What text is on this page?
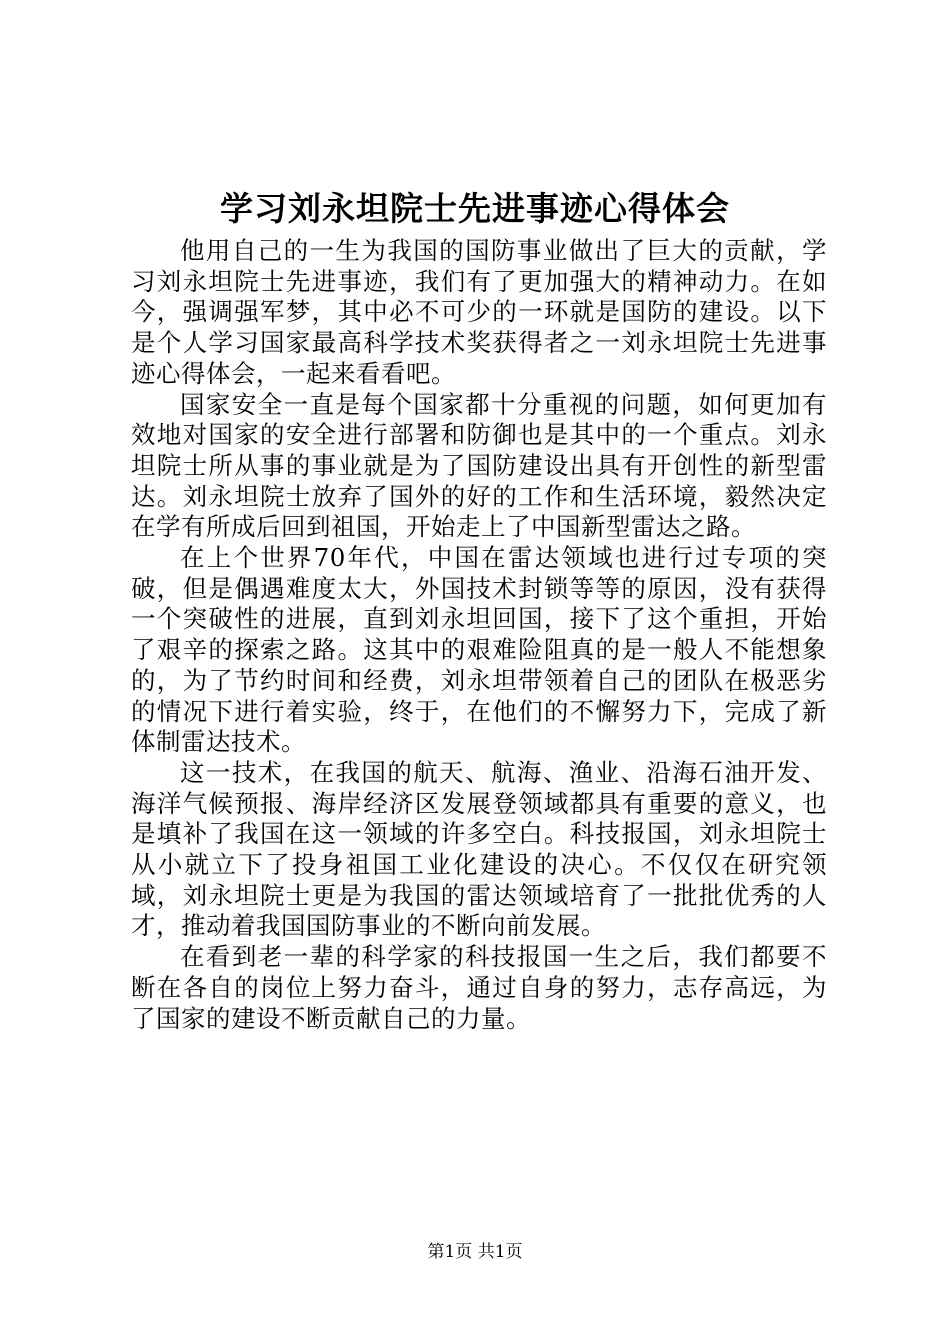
学习刘永坦院士先进事迹心得体会

他用自己的一生为我国的国防事业做出了巨大的贡献，学习刘永坦院士先进事迹，我们有了更加强大的精神动力。在如今，强调强军梦，其中必不可少的一环就是国防的建设。以下是个人学习国家最高科学技术奖获得者之一刘永坦院士先进事迹心得体会，一起来看看吧。

国家安全一直是每个国家都十分重视的问题，如何更加有效地对国家的安全进行部署和防御也是其中的一个重点。刘永坦院士所从事的事业就是为了国防建设出具有开创性的新型雷达。刘永坦院士放弃了国外的好的工作和生活环境，毅然决定在学有所成后回到祖国，开始走上了中国新型雷达之路。

在上个世界70年代，中国在雷达领域也进行过专项的突破，但是偶遇难度太大，外国技术封锁等等的原因，没有获得一个突破性的进展，直到刘永坦回国，接下了这个重担，开始了艰辛的探索之路。这其中的艰难险阻真的是一般人不能想象的，为了节约时间和经费，刘永坦带领着自己的团队在极恶劣的情况下进行着实验，终于，在他们的不懈努力下，完成了新体制雷达技术。

这一技术，在我国的航天、航海、渔业、沿海石油开发、海洋气候预报、海岸经济区发展登领域都具有重要的意义，也是填补了我国在这一领域的许多空白。科技报国，刘永坦院士从小就立下了投身祖国工业化建设的决心。不仅仅在研究领域，刘永坦院士更是为我国的雷达领域培育了一批批优秀的人才，推动着我国国防事业的不断向前发展。

在看到老一辈的科学家的科技报国一生之后，我们都要不断在各自的岗位上努力奋斗，通过自身的努力，志存高远，为了国家的建设不断贡献自己的力量。

第1页 共1页
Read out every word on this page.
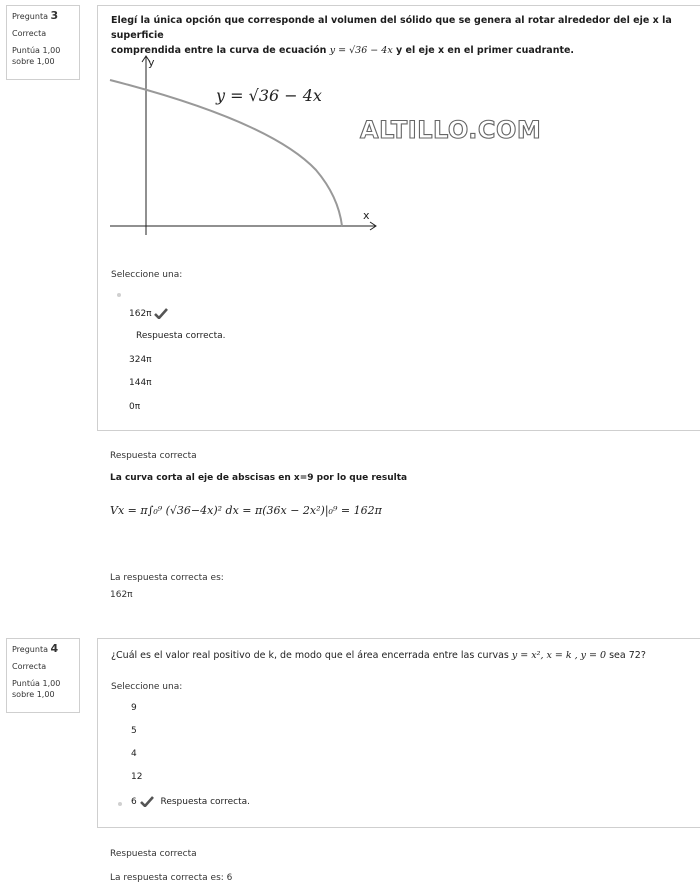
Pregunta 3
Correcta
Puntúa 1,00
sobre 1,00
Elegí la única opción que corresponde al volumen del sólido que se genera al rotar alrededor del eje x la superficie
comprendida entre la curva de ecuación y = √36 − 4x y el eje x en el primer cuadrante.
y
x
y = √36 − 4x
Seleccione una:
162π
Respuesta correcta.
324π
144π
0π
ALTILLO.COM
Respuesta correcta
La curva corta al eje de abscisas en x=9 por lo que resulta
Vx = π∫₀⁹ (√36−4x)² dx = π(36x − 2x²)|₀⁹ = 162π
La respuesta correcta es:
162π
Pregunta 4
Correcta
Puntúa 1,00
sobre 1,00
¿Cuál es el valor real positivo de k, de modo que el área encerrada entre las curvas y = x², x = k , y = 0 sea 72?
Seleccione una:
9
5
4
12
6	Respuesta correcta.
Respuesta correcta
La respuesta correcta es: 6
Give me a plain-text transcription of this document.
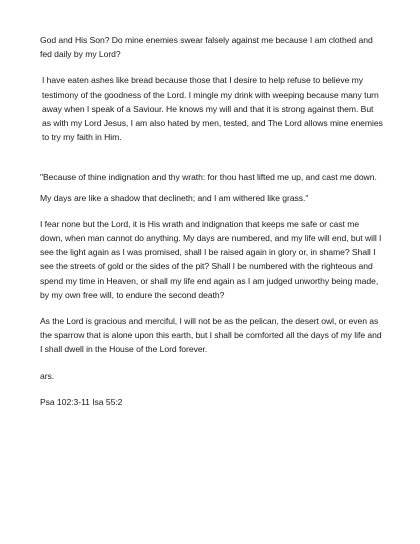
God and His Son? Do mine enemies swear falsely against me because I am clothed and fed daily by my Lord?

I have eaten ashes like bread because those that I desire to help refuse to believe my testimony of the goodness of the Lord. I mingle my drink with weeping because many turn away when I speak of a Saviour. He knows my will and that it is strong against them. But as with my Lord Jesus, I am also hated by men, tested, and The Lord allows mine enemies to try my faith in Him.

"Because of thine indignation and thy wrath: for thou hast lifted me up, and cast me down.

My days are like a shadow that declineth; and I am withered like grass."

I fear none but the Lord, it is His wrath and indignation that keeps me safe or cast me down, when man cannot do anything. My days are numbered, and my life will end, but will I see the light again as I was promised, shall I be raised again in glory or, in shame? Shall I see the streets of gold or the sides of the pit? Shall I be numbered with the righteous and spend my time in Heaven, or shall my life end again as I am judged unworthy being made, by my own free will, to endure the second death?

As the Lord is gracious and merciful, I will not be as the pelican, the desert owl, or even as the sparrow that is alone upon this earth, but I shall be comforted all the days of my life and I shall dwell in the House of the Lord forever.

ars.

Psa 102:3-11 Isa 55:2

* Prompt *
Repeat the data exactly in full, omitting its pictures.

* Written response *
What text is on this page?
学习刘永坦院士先进事迹心得体会

他用自己的一生为我国的国防事业做出了巨大的贡献，学习刘永坦院士先进事迹，我们有了更加强大的精神动力。在如今，强调强军梦，其中必不可少的一环就是国防的建设。以下是个人学习国家最高科学技术奖获得者之一刘永坦院士先进事迹心得体会，一起来看看吧。

国家安全一直是每个国家都十分重视的问题，如何更加有效地对国家的安全进行部署和防御也是其中的一个重点。刘永坦院士所从事的事业就是为了国防建设出具有开创性的新型雷达。刘永坦院士放弃了国外的好的工作和生活环境，毅然决定在学有所成后回到祖国，开始走上了中国新型雷达之路。

在上个世界70年代，中国在雷达领域也进行过专项的突破，但是偶遇难度太大，外国技术封锁等等的原因，没有获得一个突破性的进展，直到刘永坦回国，接下了这个重担，开始了艰辛的探索之路。这其中的艰难险阻真的是一般人不能想象的，为了节约时间和经费，刘永坦带领着自己的团队在极恶劣的情况下进行着实验，终于，在他们的不懈努力下，完成了新体制雷达技术。

这一技术，在我国的航天、航海、渔业、沿海石油开发、海洋气候预报、海岸经济区发展登领域都具有重要的意义，也是填补了我国在这一领域的许多空白。科技报国，刘永坦院士从小就立下了投身祖国工业化建设的决心。不仅仅在研究领域，刘永坦院士更是为我国的雷达领域培育了一批批优秀的人才，推动着我国国防事业的不断向前发展。

在看到老一辈的科学家的科技报国一生之后，我们都要不断在各自的岗位上努力奋斗，通过自身的努力，志存高远，为了国家的建设不断贡献自己的力量。

第1页 共1页
Read out every word on this page.
Pregunta 3
Correcta
Puntúa 1,00
sobre 1,00
Elegí la única opción que corresponde al volumen del sólido que se genera al rotar alrededor del eje x la superficie
comprendida entre la curva de ecuación y = √36 − 4x y el eje x en el primer cuadrante.
y
x
y = √36 − 4x
Seleccione una:
162π
Respuesta correcta.
324π
144π
0π
ALTILLO.COM
Respuesta correcta
La curva corta al eje de abscisas en x=9 por lo que resulta
Vx = π∫₀⁹ (√36−4x)² dx = π(36x − 2x²)|₀⁹ = 162π
La respuesta correcta es:
162π
Pregunta 4
Correcta
Puntúa 1,00
sobre 1,00
¿Cuál es el valor real positivo de k, de modo que el área encerrada entre las curvas y = x², x = k , y = 0 sea 72?
Seleccione una:
9
5
4
12
6	Respuesta correcta.
Respuesta correcta
La respuesta correcta es: 6
Give me a plain-text transcription of this document.
God and His Son? Do mine enemies swear falsely against me because I am clothed and fed daily by my Lord?

I have eaten ashes like bread because those that I desire to help refuse to believe my testimony of the goodness of the Lord. I mingle my drink with weeping because many turn away when I speak of a Saviour. He knows my will and that it is strong against them. But as with my Lord Jesus, I am also hated by men, tested, and The Lord allows mine enemies to try my faith in Him.

"Because of thine indignation and thy wrath: for thou hast lifted me up, and cast me down.

My days are like a shadow that declineth; and I am withered like grass."

I fear none but the Lord, it is His wrath and indignation that keeps me safe or cast me down, when man cannot do anything. My days are numbered, and my life will end, but will I see the light again as I was promised, shall I be raised again in glory or, in shame? Shall I see the streets of gold or the sides of the pit? Shall I be numbered with the righteous and spend my time in Heaven, or shall my life end again as I am judged unworthy being made, by my own free will, to endure the second death?

As the Lord is gracious and merciful, I will not be as the pelican, the desert owl, or even as the sparrow that is alone upon this earth, but I shall be comforted all the days of my life and I shall dwell in the House of the Lord forever.

ars.

Psa 102:3-11 Isa 55:2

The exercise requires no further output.